> _PROBLEM STATEMENT_:
Your task is to give the data again, exactly, with every line intact.

> _Data extracted from a collection_:
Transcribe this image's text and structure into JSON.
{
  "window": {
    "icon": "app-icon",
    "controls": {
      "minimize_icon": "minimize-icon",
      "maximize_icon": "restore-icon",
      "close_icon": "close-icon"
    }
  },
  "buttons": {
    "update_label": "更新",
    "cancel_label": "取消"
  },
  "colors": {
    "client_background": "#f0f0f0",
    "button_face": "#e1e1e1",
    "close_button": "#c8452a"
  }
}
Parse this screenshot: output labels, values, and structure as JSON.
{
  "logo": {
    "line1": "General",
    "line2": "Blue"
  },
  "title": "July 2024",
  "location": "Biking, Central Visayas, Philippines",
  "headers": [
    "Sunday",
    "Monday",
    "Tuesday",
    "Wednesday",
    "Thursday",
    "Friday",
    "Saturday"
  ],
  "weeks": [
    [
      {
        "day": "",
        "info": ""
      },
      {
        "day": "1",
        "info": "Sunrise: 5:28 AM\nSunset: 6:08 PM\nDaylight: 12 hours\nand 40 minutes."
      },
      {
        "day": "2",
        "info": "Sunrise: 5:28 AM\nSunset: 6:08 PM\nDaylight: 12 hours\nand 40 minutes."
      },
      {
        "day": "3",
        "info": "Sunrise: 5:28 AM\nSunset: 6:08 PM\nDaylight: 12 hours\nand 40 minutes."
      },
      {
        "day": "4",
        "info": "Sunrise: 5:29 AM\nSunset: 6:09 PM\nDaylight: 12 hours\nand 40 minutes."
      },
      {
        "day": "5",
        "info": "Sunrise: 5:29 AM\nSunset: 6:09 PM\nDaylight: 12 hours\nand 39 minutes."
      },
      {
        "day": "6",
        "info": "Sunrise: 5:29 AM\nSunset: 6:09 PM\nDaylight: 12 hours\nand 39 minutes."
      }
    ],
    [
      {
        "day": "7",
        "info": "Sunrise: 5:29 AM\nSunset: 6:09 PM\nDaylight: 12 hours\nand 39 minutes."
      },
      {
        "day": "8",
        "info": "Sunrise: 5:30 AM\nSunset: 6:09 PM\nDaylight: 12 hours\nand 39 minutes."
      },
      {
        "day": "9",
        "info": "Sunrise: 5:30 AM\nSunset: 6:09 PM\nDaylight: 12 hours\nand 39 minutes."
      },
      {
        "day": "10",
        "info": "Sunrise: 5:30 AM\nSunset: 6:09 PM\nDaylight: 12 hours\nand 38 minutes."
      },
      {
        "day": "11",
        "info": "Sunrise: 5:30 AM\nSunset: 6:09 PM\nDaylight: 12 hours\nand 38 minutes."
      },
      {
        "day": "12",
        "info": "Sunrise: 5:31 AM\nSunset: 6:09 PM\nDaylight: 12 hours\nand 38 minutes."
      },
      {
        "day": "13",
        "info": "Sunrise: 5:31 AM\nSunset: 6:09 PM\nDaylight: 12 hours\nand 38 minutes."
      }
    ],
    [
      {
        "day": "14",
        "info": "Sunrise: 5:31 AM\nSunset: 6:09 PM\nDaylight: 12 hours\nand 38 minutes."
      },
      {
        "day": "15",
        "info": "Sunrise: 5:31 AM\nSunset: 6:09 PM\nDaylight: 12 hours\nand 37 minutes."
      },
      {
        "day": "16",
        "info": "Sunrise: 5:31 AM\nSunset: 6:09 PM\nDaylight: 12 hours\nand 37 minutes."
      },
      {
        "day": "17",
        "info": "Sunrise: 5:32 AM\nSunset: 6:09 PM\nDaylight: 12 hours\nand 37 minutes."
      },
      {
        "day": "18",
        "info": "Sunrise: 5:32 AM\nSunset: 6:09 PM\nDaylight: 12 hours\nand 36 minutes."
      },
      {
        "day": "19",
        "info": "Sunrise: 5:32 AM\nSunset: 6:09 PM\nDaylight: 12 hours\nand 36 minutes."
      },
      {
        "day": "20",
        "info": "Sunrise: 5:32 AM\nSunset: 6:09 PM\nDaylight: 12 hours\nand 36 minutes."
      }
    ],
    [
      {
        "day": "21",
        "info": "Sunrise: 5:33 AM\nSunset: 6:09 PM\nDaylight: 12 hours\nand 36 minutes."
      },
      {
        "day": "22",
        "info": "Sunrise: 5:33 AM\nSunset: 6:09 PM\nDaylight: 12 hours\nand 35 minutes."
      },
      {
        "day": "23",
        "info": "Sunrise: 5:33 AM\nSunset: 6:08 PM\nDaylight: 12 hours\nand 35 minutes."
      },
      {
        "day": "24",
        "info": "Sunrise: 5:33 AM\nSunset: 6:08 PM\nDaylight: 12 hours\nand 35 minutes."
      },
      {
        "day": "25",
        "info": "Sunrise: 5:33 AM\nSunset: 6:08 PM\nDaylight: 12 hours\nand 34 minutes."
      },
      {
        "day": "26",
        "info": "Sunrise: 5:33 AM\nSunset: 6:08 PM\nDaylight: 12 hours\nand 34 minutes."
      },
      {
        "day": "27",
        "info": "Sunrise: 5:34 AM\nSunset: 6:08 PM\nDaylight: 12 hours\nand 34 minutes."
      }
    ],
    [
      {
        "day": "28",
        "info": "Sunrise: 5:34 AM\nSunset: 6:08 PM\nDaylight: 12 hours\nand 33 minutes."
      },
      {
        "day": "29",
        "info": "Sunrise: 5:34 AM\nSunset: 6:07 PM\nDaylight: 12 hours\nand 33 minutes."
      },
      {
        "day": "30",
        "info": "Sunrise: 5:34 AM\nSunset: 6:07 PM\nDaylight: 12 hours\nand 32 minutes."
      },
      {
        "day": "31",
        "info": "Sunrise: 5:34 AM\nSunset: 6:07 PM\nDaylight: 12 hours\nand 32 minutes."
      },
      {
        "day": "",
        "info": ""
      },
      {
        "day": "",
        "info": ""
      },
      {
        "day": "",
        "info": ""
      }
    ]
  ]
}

> _SOLUTION FOR THIS EXERCISE_:
Transcribe this image's text and structure into JSON.
{
  "window": {
    "icon": "app-icon",
    "controls": {
      "minimize_icon": "minimize-icon",
      "maximize_icon": "restore-icon",
      "close_icon": "close-icon"
    }
  },
  "buttons": {
    "update_label": "更新",
    "cancel_label": "取消"
  },
  "colors": {
    "client_background": "#f0f0f0",
    "button_face": "#e1e1e1",
    "close_button": "#c8452a"
  }
}
Parse this screenshot: output labels, values, and structure as JSON.
{
  "logo": {
    "line1": "General",
    "line2": "Blue"
  },
  "title": "July 2024",
  "location": "Biking, Central Visayas, Philippines",
  "headers": [
    "Sunday",
    "Monday",
    "Tuesday",
    "Wednesday",
    "Thursday",
    "Friday",
    "Saturday"
  ],
  "weeks": [
    [
      {
        "day": "",
        "info": ""
      },
      {
        "day": "1",
        "info": "Sunrise: 5:28 AM\nSunset: 6:08 PM\nDaylight: 12 hours\nand 40 minutes."
      },
      {
        "day": "2",
        "info": "Sunrise: 5:28 AM\nSunset: 6:08 PM\nDaylight: 12 hours\nand 40 minutes."
      },
      {
        "day": "3",
        "info": "Sunrise: 5:28 AM\nSunset: 6:08 PM\nDaylight: 12 hours\nand 40 minutes."
      },
      {
        "day": "4",
        "info": "Sunrise: 5:29 AM\nSunset: 6:09 PM\nDaylight: 12 hours\nand 40 minutes."
      },
      {
        "day": "5",
        "info": "Sunrise: 5:29 AM\nSunset: 6:09 PM\nDaylight: 12 hours\nand 39 minutes."
      },
      {
        "day": "6",
        "info": "Sunrise: 5:29 AM\nSunset: 6:09 PM\nDaylight: 12 hours\nand 39 minutes."
      }
    ],
    [
      {
        "day": "7",
        "info": "Sunrise: 5:29 AM\nSunset: 6:09 PM\nDaylight: 12 hours\nand 39 minutes."
      },
      {
        "day": "8",
        "info": "Sunrise: 5:30 AM\nSunset: 6:09 PM\nDaylight: 12 hours\nand 39 minutes."
      },
      {
        "day": "9",
        "info": "Sunrise: 5:30 AM\nSunset: 6:09 PM\nDaylight: 12 hours\nand 39 minutes."
      },
      {
        "day": "10",
        "info": "Sunrise: 5:30 AM\nSunset: 6:09 PM\nDaylight: 12 hours\nand 38 minutes."
      },
      {
        "day": "11",
        "info": "Sunrise: 5:30 AM\nSunset: 6:09 PM\nDaylight: 12 hours\nand 38 minutes."
      },
      {
        "day": "12",
        "info": "Sunrise: 5:31 AM\nSunset: 6:09 PM\nDaylight: 12 hours\nand 38 minutes."
      },
      {
        "day": "13",
        "info": "Sunrise: 5:31 AM\nSunset: 6:09 PM\nDaylight: 12 hours\nand 38 minutes."
      }
    ],
    [
      {
        "day": "14",
        "info": "Sunrise: 5:31 AM\nSunset: 6:09 PM\nDaylight: 12 hours\nand 38 minutes."
      },
      {
        "day": "15",
        "info": "Sunrise: 5:31 AM\nSunset: 6:09 PM\nDaylight: 12 hours\nand 37 minutes."
      },
      {
        "day": "16",
        "info": "Sunrise: 5:31 AM\nSunset: 6:09 PM\nDaylight: 12 hours\nand 37 minutes."
      },
      {
        "day": "17",
        "info": "Sunrise: 5:32 AM\nSunset: 6:09 PM\nDaylight: 12 hours\nand 37 minutes."
      },
      {
        "day": "18",
        "info": "Sunrise: 5:32 AM\nSunset: 6:09 PM\nDaylight: 12 hours\nand 36 minutes."
      },
      {
        "day": "19",
        "info": "Sunrise: 5:32 AM\nSunset: 6:09 PM\nDaylight: 12 hours\nand 36 minutes."
      },
      {
        "day": "20",
        "info": "Sunrise: 5:32 AM\nSunset: 6:09 PM\nDaylight: 12 hours\nand 36 minutes."
      }
    ],
    [
      {
        "day": "21",
        "info": "Sunrise: 5:33 AM\nSunset: 6:09 PM\nDaylight: 12 hours\nand 36 minutes."
      },
      {
        "day": "22",
        "info": "Sunrise: 5:33 AM\nSunset: 6:09 PM\nDaylight: 12 hours\nand 35 minutes."
      },
      {
        "day": "23",
        "info": "Sunrise: 5:33 AM\nSunset: 6:08 PM\nDaylight: 12 hours\nand 35 minutes."
      },
      {
        "day": "24",
        "info": "Sunrise: 5:33 AM\nSunset: 6:08 PM\nDaylight: 12 hours\nand 35 minutes."
      },
      {
        "day": "25",
        "info": "Sunrise: 5:33 AM\nSunset: 6:08 PM\nDaylight: 12 hours\nand 34 minutes."
      },
      {
        "day": "26",
        "info": "Sunrise: 5:33 AM\nSunset: 6:08 PM\nDaylight: 12 hours\nand 34 minutes."
      },
      {
        "day": "27",
        "info": "Sunrise: 5:34 AM\nSunset: 6:08 PM\nDaylight: 12 hours\nand 34 minutes."
      }
    ],
    [
      {
        "day": "28",
        "info": "Sunrise: 5:34 AM\nSunset: 6:08 PM\nDaylight: 12 hours\nand 33 minutes."
      },
      {
        "day": "29",
        "info": "Sunrise: 5:34 AM\nSunset: 6:07 PM\nDaylight: 12 hours\nand 33 minutes."
      },
      {
        "day": "30",
        "info": "Sunrise: 5:34 AM\nSunset: 6:07 PM\nDaylight: 12 hours\nand 32 minutes."
      },
      {
        "day": "31",
        "info": "Sunrise: 5:34 AM\nSunset: 6:07 PM\nDaylight: 12 hours\nand 32 minutes."
      },
      {
        "day": "",
        "info": ""
      },
      {
        "day": "",
        "info": ""
      },
      {
        "day": "",
        "info": ""
      }
    ]
  ]
}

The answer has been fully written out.